_EXERCISE DIRECTIONS_: Determine how many lines of the entries contain "vida". Reply with that number alone.

-- START OF PROVIDED ENTRIES --

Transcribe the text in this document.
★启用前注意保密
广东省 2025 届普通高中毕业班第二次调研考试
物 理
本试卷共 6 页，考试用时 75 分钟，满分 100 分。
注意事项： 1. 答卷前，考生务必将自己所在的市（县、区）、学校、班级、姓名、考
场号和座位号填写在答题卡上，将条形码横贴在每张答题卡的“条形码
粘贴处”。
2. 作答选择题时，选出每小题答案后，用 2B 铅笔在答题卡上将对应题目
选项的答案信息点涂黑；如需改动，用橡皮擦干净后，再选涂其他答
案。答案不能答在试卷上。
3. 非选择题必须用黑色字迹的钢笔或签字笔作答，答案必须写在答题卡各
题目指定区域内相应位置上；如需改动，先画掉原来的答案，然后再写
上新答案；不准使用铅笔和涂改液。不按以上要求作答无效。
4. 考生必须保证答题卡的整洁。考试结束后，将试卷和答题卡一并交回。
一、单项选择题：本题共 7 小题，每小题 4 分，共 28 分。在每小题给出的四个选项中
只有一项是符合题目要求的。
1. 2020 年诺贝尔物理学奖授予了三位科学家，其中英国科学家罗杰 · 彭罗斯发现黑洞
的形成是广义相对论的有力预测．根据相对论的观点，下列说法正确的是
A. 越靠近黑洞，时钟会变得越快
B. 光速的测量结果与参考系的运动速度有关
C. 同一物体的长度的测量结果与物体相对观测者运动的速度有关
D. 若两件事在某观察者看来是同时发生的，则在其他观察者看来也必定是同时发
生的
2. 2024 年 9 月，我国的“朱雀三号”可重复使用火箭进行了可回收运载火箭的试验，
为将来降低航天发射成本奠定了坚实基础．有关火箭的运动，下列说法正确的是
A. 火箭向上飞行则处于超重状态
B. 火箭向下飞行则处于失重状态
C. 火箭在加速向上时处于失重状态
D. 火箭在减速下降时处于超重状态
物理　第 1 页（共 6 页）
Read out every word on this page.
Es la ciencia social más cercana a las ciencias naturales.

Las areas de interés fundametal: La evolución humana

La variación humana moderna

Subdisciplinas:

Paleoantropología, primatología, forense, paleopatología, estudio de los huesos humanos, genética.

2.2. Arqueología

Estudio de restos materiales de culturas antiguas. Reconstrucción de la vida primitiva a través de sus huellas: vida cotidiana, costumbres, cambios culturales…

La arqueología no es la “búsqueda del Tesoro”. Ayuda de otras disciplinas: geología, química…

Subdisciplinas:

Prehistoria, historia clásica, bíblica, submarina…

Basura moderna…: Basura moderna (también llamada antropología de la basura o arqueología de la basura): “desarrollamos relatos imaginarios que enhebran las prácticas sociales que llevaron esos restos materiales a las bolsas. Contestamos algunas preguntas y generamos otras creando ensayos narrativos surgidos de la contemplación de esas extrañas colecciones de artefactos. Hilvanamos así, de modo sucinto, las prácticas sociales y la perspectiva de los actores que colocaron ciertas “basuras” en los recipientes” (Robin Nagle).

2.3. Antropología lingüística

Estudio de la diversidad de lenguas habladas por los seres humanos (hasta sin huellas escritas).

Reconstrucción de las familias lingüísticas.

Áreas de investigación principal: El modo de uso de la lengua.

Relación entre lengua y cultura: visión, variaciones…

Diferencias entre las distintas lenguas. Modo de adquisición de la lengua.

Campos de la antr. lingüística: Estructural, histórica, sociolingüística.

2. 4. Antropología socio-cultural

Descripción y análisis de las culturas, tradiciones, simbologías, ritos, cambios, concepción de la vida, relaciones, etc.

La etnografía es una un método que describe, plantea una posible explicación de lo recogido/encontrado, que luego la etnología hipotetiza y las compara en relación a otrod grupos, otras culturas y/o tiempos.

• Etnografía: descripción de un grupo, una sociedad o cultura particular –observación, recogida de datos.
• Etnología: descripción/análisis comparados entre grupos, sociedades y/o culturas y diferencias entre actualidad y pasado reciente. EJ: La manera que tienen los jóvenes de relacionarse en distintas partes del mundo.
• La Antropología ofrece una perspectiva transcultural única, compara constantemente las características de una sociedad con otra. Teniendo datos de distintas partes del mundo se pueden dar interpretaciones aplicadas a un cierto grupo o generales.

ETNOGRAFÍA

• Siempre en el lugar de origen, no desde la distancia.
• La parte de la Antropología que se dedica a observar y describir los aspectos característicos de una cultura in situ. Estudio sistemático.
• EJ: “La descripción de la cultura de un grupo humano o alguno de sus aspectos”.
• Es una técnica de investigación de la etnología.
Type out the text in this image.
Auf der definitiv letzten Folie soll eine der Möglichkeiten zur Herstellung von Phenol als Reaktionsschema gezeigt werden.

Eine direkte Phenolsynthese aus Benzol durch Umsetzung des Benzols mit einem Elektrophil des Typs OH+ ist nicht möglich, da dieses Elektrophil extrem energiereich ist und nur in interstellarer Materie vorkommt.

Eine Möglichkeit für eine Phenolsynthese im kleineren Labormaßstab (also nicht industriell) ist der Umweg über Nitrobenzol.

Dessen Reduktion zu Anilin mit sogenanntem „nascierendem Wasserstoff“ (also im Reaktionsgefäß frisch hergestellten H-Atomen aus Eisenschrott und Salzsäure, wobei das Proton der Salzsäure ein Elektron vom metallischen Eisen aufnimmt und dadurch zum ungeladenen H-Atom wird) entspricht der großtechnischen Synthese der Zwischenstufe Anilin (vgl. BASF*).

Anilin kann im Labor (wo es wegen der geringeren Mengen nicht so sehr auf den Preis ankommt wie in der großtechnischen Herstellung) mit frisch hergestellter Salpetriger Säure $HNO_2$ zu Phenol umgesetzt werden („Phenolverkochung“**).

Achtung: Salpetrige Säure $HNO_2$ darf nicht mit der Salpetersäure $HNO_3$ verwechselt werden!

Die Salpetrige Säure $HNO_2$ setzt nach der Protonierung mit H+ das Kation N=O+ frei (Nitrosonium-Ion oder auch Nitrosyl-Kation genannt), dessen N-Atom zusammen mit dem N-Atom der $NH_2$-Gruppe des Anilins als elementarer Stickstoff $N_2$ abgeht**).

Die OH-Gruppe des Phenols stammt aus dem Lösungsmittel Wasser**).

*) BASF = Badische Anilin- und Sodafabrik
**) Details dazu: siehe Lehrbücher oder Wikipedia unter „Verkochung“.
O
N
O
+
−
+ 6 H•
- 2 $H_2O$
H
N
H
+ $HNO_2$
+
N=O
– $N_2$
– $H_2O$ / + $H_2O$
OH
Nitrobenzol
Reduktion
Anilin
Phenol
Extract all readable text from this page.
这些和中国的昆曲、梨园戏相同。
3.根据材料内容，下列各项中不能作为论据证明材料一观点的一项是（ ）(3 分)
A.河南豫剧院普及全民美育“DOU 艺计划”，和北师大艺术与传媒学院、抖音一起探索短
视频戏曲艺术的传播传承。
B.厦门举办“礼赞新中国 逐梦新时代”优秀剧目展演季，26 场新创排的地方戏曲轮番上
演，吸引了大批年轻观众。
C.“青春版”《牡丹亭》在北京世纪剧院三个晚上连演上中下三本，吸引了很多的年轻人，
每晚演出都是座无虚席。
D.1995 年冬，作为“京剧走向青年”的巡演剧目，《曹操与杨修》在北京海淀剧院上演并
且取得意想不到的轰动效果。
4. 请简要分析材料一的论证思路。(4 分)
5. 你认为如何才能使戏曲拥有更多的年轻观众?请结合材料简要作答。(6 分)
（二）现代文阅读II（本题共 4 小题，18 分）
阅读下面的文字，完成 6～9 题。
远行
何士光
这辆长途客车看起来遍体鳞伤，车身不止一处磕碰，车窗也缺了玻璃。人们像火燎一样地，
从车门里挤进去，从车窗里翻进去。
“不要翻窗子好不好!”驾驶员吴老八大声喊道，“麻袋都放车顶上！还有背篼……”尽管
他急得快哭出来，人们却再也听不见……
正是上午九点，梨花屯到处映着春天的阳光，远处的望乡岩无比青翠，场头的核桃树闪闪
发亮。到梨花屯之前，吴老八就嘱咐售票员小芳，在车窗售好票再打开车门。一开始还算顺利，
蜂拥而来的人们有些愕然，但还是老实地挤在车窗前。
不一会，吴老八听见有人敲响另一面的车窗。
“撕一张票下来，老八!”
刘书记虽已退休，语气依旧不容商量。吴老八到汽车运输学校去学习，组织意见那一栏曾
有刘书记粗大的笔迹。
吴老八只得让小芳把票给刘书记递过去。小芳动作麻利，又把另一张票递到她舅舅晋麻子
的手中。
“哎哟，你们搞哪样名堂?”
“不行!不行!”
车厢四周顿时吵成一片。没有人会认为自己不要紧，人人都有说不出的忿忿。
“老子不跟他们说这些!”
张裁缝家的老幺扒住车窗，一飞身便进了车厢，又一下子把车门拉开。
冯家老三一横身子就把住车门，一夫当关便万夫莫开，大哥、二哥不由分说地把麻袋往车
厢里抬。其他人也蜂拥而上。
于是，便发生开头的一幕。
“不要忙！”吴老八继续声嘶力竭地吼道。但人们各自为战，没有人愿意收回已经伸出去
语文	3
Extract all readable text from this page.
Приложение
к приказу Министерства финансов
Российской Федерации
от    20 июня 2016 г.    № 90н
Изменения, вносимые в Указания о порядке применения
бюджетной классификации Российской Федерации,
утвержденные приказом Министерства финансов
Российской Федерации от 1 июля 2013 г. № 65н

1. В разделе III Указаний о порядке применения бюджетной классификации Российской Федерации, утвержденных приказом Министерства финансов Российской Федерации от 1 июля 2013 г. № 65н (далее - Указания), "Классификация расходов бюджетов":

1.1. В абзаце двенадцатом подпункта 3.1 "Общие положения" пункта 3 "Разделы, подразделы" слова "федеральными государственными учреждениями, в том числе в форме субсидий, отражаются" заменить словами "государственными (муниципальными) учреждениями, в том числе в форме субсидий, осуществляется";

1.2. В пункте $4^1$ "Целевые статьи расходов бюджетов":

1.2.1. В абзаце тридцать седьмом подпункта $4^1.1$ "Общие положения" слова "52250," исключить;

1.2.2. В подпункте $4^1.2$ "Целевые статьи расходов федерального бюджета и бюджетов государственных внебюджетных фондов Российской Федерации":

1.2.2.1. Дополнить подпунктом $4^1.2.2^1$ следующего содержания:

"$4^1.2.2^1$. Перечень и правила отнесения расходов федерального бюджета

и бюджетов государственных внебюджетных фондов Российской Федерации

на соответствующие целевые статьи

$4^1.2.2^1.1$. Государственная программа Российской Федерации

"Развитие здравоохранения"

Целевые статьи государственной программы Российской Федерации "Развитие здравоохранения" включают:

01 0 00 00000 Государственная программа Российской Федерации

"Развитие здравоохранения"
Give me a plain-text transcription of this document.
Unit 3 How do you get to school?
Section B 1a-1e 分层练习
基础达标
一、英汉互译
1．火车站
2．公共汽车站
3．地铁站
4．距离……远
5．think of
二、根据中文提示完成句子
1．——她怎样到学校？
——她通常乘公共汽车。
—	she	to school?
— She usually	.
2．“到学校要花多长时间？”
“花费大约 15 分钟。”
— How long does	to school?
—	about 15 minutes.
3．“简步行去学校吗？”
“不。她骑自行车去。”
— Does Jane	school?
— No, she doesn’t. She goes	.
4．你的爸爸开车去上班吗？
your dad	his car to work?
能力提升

-- END OF PROVIDED ENTRIES --

_WRITTEN RESPONSE_: 2